(Raw records)
☆ ☆ ☆ ☆ ☆

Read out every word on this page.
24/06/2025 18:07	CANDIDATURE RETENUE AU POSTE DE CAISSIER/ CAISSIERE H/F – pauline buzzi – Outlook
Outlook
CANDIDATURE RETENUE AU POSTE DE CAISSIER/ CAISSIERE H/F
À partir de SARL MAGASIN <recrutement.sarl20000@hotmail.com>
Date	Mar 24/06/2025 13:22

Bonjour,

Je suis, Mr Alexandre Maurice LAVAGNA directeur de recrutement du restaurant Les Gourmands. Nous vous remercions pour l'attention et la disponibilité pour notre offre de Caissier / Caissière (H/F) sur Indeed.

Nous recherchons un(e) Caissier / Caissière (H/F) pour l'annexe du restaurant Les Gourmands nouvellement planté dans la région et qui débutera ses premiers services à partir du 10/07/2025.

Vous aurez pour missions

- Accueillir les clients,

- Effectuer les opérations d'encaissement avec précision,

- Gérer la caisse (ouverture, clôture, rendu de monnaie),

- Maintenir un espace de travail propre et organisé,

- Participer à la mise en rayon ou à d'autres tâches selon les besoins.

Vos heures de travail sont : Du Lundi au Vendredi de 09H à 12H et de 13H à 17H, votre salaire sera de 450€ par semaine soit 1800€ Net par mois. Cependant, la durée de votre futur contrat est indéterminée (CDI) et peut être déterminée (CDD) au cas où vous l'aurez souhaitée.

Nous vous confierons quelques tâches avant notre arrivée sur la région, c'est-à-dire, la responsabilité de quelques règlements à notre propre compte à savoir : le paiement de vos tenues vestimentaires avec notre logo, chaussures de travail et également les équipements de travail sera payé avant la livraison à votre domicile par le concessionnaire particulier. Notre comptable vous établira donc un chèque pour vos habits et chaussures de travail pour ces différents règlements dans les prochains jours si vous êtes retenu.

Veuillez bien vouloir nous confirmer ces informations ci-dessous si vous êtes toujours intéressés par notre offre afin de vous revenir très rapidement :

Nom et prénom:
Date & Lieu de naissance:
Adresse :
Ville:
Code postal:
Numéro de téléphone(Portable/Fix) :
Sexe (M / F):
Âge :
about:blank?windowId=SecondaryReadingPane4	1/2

☆ ☆ ☆ ☆ ☆

Goal —
Give the data again, exactly as it stands.

Full response —
Read out every word on this page.
24/06/2025 18:07	CANDIDATURE RETENUE AU POSTE DE CAISSIER/ CAISSIERE H/F – pauline buzzi – Outlook
Outlook
CANDIDATURE RETENUE AU POSTE DE CAISSIER/ CAISSIERE H/F
À partir de SARL MAGASIN <recrutement.sarl20000@hotmail.com>
Date	Mar 24/06/2025 13:22

Bonjour,

Je suis, Mr Alexandre Maurice LAVAGNA directeur de recrutement du restaurant Les Gourmands. Nous vous remercions pour l'attention et la disponibilité pour notre offre de Caissier / Caissière (H/F) sur Indeed.

Nous recherchons un(e) Caissier / Caissière (H/F) pour l'annexe du restaurant Les Gourmands nouvellement planté dans la région et qui débutera ses premiers services à partir du 10/07/2025.

Vous aurez pour missions

- Accueillir les clients,

- Effectuer les opérations d'encaissement avec précision,

- Gérer la caisse (ouverture, clôture, rendu de monnaie),

- Maintenir un espace de travail propre et organisé,

- Participer à la mise en rayon ou à d'autres tâches selon les besoins.

Vos heures de travail sont : Du Lundi au Vendredi de 09H à 12H et de 13H à 17H, votre salaire sera de 450€ par semaine soit 1800€ Net par mois. Cependant, la durée de votre futur contrat est indéterminée (CDI) et peut être déterminée (CDD) au cas où vous l'aurez souhaitée.

Nous vous confierons quelques tâches avant notre arrivée sur la région, c'est-à-dire, la responsabilité de quelques règlements à notre propre compte à savoir : le paiement de vos tenues vestimentaires avec notre logo, chaussures de travail et également les équipements de travail sera payé avant la livraison à votre domicile par le concessionnaire particulier. Notre comptable vous établira donc un chèque pour vos habits et chaussures de travail pour ces différents règlements dans les prochains jours si vous êtes retenu.

Veuillez bien vouloir nous confirmer ces informations ci-dessous si vous êtes toujours intéressés par notre offre afin de vous revenir très rapidement :

Nom et prénom:
Date & Lieu de naissance:
Adresse :
Ville:
Code postal:
Numéro de téléphone(Portable/Fix) :
Sexe (M / F):
Âge :
about:blank?windowId=SecondaryReadingPane4	1/2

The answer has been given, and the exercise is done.